• [QUELLE]:
________

Die Mode als lebendes Kunstwerk

Stern voraus – das Mannequin Qi Liu vor der Modenschau „Francesca Liberatore“ (Bild: Christian Janssen)

Von Christian Janssen — 7. Mai 2019
Auf halbem Wege zwischen alchimistischem Labor und technologischem Atelier befand sich die BELUMBURY FASHION GROUP SRL mit dem Sitze in Mailand, welche Stefano Maccagnani, aus Turin stammend und in Rom als Unternehmer in den Bereichen Automotive, Biomedizin und Informationstechnik tätig, im Jahre 2016 als Inhaberin der zugleich geschaffenen Marke „AU197Sm“ gegründet hatte. Für ihn und Paola Emilia Monachesi, die kreative Geschäftsführerin, war Kleidung sowohl eine zweite Haut als auch eine Schutzhülle. Eine auf Forschung, Fortschritt und Zukunft ausgerichtete innovative Vision war die treibende Kraft zu einer utopischen Mode. Ein hohes Maß an Technologie gewährleistete das avantgardistische und futuristische Aussehen der Kleidung für jemand, der in allen Lebensbereichen zum Gipfel klettern wollte, wobei die Synthese aus Ästhetik und Darbietung nie die italienische Modetradition verleugnete. So erklärte sich die an Science Fiction gebundene Bildsprache.

________

• [ÜBUNGSAUFGABE]:
Stimmen diese drei Aussagen mit der Quelle überein? Antworten Sie jeweils mit Ja oder Nein und zitieren Sie die entscheidenden Worte wörtlich.
1. Stefano Maccagnani stammt aus Rom.
2. Die Firma wurde im Jahre 2016 gegründet.
3. Die Kleidung verleugnete die italienische Modetradition.
Die Daten werden hier nicht gebraucht.

• [DATENAUSZUG]:
________

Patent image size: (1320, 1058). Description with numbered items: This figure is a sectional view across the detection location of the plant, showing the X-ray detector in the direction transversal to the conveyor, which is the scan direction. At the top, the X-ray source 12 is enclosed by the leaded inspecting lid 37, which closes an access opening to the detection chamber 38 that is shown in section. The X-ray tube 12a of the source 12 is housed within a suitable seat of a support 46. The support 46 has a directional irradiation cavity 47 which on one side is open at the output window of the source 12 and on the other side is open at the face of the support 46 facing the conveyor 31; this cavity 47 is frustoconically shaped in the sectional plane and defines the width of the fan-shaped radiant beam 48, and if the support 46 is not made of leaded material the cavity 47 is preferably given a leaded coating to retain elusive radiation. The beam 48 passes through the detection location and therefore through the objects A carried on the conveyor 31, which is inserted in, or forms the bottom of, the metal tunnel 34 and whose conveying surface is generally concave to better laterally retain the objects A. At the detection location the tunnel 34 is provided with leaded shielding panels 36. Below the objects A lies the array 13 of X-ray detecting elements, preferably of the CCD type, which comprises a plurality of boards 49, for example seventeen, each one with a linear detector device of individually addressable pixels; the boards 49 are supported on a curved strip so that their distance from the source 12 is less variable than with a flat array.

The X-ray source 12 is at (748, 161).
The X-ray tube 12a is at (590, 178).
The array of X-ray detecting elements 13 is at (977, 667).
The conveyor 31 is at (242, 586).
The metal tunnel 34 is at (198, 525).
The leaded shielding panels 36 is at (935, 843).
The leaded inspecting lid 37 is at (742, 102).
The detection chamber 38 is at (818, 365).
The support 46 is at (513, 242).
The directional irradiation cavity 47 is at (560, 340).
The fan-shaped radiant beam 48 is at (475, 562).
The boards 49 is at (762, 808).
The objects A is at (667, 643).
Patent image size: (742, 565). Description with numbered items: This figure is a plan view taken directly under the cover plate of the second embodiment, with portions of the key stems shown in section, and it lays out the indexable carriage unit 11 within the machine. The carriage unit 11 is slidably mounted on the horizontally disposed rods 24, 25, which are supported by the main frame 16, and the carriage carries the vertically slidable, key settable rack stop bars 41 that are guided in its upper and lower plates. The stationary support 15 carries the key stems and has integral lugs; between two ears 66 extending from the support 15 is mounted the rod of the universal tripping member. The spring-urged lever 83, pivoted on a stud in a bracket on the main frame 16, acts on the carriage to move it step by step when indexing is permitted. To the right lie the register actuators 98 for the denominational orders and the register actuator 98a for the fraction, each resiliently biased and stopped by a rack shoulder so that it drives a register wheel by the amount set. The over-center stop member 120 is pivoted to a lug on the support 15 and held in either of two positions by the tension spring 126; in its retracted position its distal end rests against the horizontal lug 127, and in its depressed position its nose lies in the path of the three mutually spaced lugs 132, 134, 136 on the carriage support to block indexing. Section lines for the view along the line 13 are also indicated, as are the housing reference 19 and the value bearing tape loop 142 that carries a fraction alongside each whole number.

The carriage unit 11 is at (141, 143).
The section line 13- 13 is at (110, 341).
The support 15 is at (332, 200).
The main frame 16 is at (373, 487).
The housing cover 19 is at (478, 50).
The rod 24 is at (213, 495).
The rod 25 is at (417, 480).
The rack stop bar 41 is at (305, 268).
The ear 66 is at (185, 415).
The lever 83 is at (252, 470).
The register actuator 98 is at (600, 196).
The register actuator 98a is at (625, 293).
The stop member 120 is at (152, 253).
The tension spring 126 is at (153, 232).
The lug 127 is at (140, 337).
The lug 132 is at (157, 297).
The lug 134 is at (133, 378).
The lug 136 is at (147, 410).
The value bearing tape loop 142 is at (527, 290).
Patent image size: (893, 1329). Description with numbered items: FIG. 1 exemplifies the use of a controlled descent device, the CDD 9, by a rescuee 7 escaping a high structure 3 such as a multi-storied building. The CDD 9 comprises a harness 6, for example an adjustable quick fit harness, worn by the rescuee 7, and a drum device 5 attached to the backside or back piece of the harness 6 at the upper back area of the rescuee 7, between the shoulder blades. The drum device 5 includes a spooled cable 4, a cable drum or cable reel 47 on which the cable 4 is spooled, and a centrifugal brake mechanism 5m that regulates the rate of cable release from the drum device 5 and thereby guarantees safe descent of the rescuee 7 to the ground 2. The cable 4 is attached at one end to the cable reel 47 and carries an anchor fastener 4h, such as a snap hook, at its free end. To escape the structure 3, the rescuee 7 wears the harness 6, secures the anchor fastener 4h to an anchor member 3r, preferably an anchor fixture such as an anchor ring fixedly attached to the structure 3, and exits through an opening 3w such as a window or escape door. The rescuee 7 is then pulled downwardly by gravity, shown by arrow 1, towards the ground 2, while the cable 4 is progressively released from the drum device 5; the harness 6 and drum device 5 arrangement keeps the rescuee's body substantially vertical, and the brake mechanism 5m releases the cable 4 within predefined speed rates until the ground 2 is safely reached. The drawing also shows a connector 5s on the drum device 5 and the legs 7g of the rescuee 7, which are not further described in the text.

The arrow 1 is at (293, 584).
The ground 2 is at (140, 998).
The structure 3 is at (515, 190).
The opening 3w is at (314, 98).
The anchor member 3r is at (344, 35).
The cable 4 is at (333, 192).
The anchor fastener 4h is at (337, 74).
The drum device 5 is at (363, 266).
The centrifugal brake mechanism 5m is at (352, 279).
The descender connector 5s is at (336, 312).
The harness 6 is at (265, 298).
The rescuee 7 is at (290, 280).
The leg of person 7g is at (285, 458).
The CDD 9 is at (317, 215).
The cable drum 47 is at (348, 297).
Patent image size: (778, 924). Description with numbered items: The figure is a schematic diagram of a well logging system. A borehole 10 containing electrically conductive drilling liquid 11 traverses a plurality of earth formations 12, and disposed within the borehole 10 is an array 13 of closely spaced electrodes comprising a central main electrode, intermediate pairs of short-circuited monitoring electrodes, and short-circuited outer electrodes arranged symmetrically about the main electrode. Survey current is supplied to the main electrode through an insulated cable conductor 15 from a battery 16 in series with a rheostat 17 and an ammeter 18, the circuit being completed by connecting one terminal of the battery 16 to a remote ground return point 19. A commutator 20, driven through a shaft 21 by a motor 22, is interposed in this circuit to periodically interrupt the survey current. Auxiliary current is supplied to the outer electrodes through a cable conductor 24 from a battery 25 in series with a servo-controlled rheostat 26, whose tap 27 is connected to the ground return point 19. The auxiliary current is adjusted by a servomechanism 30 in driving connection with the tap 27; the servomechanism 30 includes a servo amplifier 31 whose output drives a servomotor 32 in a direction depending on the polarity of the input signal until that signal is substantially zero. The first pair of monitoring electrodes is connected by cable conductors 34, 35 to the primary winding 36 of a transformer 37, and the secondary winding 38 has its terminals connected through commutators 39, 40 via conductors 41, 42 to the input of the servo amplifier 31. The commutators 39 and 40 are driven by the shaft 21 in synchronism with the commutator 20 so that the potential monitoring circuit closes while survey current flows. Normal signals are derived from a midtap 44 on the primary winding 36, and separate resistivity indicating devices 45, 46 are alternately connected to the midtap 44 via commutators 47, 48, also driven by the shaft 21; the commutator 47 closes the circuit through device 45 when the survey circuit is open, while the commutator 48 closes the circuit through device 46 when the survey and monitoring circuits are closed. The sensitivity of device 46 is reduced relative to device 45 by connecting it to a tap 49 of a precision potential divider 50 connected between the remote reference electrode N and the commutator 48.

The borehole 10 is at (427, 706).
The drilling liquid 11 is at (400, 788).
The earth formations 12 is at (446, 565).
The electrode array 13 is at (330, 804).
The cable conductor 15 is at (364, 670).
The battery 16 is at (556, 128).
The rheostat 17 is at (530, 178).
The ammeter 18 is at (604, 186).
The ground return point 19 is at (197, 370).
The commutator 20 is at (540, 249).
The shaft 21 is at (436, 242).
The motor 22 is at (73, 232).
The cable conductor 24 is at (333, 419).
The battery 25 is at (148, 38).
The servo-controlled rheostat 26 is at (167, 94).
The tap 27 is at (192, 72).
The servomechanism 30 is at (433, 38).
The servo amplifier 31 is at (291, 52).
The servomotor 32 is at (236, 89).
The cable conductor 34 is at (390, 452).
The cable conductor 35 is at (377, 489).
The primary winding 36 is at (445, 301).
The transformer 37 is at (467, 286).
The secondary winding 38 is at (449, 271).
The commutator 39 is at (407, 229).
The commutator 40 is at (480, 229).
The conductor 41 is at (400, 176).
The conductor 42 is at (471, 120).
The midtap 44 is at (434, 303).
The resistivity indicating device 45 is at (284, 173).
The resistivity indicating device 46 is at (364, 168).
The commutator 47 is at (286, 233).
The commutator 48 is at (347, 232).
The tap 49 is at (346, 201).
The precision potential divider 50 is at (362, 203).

________

• [ERGEBNIS]:
1. Nein: „aus Turin stammend“
2. Ja: „im Jahre 2016 als Inhaberin der zugleich geschaffenen Marke „AU197Sm“ gegründet hatte“
3. Nein: „nie die italienische Modetradition verleugnete“